Collected data:
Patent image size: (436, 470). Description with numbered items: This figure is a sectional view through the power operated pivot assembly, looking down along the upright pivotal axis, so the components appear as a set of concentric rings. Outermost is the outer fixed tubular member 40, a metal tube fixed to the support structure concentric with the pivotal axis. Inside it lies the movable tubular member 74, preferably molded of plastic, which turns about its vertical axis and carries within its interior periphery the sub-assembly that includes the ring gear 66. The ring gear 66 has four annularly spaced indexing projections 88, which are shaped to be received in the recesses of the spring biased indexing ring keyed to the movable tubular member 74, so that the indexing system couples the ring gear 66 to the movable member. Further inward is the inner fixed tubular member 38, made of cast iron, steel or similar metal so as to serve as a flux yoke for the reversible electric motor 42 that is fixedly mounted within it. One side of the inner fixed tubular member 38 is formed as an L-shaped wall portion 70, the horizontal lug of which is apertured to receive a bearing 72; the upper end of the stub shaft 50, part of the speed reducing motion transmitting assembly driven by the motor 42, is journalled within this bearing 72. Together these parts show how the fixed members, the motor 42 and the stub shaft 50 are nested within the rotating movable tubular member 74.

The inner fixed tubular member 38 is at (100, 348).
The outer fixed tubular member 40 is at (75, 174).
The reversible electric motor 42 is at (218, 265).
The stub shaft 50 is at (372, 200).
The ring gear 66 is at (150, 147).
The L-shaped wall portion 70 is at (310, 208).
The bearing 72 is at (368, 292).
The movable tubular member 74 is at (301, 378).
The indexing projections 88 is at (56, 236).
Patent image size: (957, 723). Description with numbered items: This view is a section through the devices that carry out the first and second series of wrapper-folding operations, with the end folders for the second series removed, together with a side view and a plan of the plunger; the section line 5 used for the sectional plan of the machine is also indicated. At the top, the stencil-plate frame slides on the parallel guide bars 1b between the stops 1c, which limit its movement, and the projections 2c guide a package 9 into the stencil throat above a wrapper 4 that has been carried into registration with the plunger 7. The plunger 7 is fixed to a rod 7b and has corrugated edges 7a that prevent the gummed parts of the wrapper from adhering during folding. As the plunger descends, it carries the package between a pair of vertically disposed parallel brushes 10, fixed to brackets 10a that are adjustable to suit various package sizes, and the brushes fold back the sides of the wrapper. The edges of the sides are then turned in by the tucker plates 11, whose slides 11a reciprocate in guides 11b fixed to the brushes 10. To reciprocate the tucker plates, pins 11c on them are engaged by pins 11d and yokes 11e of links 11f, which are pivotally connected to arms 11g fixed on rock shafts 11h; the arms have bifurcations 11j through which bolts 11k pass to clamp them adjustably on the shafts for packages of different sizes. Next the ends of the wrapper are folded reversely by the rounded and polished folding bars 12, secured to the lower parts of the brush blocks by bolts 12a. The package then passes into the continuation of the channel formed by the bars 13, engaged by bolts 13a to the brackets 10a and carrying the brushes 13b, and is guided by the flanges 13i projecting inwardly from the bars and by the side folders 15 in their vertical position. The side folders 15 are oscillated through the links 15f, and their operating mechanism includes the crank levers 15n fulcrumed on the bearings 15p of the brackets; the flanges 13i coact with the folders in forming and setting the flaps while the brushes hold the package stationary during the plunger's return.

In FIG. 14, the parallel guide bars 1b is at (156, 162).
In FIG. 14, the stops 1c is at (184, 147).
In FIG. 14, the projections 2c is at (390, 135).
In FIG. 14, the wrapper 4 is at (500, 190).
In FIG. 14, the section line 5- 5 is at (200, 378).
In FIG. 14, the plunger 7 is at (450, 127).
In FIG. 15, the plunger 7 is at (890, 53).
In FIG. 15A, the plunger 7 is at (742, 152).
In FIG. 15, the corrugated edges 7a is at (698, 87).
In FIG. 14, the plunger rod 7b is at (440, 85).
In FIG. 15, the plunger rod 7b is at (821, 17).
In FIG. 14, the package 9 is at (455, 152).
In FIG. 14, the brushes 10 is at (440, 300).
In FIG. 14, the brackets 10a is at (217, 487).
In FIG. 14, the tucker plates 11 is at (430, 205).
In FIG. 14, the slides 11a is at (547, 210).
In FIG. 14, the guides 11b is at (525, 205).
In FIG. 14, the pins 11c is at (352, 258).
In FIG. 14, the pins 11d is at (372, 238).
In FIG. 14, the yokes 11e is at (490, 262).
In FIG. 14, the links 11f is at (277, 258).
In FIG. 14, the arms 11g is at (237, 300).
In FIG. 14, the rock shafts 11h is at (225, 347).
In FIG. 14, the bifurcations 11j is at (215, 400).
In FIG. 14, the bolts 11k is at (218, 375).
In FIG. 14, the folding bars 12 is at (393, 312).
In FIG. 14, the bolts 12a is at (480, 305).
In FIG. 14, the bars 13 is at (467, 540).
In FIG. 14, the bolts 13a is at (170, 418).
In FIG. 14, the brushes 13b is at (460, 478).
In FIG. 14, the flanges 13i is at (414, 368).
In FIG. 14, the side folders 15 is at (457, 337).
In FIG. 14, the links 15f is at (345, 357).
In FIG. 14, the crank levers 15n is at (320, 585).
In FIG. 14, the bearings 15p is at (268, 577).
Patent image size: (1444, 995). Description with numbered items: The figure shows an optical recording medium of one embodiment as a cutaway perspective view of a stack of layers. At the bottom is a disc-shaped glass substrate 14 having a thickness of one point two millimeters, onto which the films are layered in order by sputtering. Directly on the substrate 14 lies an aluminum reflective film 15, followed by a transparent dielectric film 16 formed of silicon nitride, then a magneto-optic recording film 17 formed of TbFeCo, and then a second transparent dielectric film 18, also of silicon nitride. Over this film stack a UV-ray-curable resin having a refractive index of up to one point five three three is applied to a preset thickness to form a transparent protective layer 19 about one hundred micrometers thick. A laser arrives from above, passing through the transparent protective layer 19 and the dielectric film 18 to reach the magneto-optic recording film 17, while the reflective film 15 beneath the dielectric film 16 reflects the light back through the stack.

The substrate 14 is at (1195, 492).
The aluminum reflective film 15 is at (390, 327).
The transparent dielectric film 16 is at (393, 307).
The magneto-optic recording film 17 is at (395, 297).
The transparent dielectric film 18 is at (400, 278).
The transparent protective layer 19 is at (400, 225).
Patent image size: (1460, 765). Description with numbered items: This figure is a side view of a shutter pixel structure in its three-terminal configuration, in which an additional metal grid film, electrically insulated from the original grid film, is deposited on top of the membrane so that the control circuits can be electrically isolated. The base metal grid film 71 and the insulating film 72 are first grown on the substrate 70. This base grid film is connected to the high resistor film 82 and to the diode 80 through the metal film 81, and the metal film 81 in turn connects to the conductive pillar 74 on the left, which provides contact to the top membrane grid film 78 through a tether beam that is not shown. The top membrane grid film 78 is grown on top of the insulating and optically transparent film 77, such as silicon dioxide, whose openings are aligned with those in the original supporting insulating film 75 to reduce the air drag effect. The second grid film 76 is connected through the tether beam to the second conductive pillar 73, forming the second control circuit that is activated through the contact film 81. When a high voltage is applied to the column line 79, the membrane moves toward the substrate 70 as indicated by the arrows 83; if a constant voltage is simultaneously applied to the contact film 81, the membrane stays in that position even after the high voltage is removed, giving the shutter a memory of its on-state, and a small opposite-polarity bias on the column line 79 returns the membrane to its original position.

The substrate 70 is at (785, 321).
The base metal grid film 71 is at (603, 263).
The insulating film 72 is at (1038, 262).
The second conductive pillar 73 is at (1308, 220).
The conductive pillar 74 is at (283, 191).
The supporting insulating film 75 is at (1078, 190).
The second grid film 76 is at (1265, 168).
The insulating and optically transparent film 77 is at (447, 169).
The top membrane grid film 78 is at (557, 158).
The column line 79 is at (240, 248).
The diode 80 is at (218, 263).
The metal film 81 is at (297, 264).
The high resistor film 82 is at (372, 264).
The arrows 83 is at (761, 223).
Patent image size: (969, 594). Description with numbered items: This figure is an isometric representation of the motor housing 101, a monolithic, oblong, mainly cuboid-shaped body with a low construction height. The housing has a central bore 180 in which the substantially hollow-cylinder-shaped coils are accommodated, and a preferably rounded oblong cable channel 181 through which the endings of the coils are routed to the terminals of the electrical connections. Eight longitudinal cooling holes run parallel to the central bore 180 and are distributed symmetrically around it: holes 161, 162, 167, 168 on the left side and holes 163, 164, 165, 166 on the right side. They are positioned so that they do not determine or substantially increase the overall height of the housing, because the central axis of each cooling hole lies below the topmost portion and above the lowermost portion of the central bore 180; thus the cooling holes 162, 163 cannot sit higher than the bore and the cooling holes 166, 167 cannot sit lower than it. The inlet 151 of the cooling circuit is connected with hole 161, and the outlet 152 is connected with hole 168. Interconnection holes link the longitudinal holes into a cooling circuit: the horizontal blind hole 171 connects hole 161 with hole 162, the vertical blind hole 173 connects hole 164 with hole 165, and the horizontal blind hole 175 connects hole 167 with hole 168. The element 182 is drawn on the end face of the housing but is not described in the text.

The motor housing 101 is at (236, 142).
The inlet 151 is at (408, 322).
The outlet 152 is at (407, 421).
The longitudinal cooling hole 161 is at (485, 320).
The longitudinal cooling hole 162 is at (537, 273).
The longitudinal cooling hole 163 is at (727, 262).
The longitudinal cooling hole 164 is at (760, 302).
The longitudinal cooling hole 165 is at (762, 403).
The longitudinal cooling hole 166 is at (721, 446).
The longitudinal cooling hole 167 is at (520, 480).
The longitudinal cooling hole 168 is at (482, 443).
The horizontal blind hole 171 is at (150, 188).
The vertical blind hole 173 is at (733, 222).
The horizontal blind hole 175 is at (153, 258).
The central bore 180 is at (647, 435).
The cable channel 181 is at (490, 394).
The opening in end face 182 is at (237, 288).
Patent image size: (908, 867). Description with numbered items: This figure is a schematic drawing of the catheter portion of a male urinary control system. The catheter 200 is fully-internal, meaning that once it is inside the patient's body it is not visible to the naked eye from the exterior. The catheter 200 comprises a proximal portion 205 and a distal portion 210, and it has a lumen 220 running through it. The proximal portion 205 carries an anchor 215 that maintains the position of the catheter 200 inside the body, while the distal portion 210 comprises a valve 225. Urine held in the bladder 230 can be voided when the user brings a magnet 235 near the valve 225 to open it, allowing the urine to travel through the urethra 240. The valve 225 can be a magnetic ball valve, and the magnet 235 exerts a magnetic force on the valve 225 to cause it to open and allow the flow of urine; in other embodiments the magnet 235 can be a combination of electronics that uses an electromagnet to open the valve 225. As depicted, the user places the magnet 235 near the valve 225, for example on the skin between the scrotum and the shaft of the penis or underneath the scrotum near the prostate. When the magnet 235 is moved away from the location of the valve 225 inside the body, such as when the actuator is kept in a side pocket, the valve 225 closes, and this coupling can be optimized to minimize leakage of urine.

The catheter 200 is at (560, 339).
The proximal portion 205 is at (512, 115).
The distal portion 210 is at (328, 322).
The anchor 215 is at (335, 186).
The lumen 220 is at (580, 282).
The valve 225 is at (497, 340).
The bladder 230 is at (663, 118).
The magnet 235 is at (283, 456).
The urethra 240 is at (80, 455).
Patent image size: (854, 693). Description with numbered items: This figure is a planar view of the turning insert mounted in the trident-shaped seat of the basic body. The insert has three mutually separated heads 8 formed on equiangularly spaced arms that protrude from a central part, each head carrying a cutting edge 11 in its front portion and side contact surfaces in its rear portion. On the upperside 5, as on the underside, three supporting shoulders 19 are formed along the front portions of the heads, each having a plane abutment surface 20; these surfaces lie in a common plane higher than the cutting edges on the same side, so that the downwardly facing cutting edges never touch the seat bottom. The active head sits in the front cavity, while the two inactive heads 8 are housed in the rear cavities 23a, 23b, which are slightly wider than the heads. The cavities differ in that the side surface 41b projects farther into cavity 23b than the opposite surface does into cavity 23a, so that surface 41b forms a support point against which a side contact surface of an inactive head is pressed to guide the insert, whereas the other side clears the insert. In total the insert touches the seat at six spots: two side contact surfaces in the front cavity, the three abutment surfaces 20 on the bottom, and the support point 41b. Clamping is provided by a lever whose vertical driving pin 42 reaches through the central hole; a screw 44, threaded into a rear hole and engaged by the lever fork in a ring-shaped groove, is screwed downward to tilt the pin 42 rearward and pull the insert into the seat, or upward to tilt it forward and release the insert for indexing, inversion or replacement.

• **EXERCISE BRIEF**
Copy the lines above word for word, starting at the line that contains "Patent image size: (1444, 995)." and ending with the line that contains "The transparent dielectric film 18", both included.

• **TASK ANSWER**
Patent image size: (1444, 995). Description with numbered items: The figure shows an optical recording medium of one embodiment as a cutaway perspective view of a stack of layers. At the bottom is a disc-shaped glass substrate 14 having a thickness of one point two millimeters, onto which the films are layered in order by sputtering. Directly on the substrate 14 lies an aluminum reflective film 15, followed by a transparent dielectric film 16 formed of silicon nitride, then a magneto-optic recording film 17 formed of TbFeCo, and then a second transparent dielectric film 18, also of silicon nitride. Over this film stack a UV-ray-curable resin having a refractive index of up to one point five three three is applied to a preset thickness to form a transparent protective layer 19 about one hundred micrometers thick. A laser arrives from above, passing through the transparent protective layer 19 and the dielectric film 18 to reach the magneto-optic recording film 17, while the reflective film 15 beneath the dielectric film 16 reflects the light back through the stack.

The substrate 14 is at (1195, 492).
The aluminum reflective film 15 is at (390, 327).
The transparent dielectric film 16 is at (393, 307).
The magneto-optic recording film 17 is at (395, 297).
The transparent dielectric film 18 is at (400, 278).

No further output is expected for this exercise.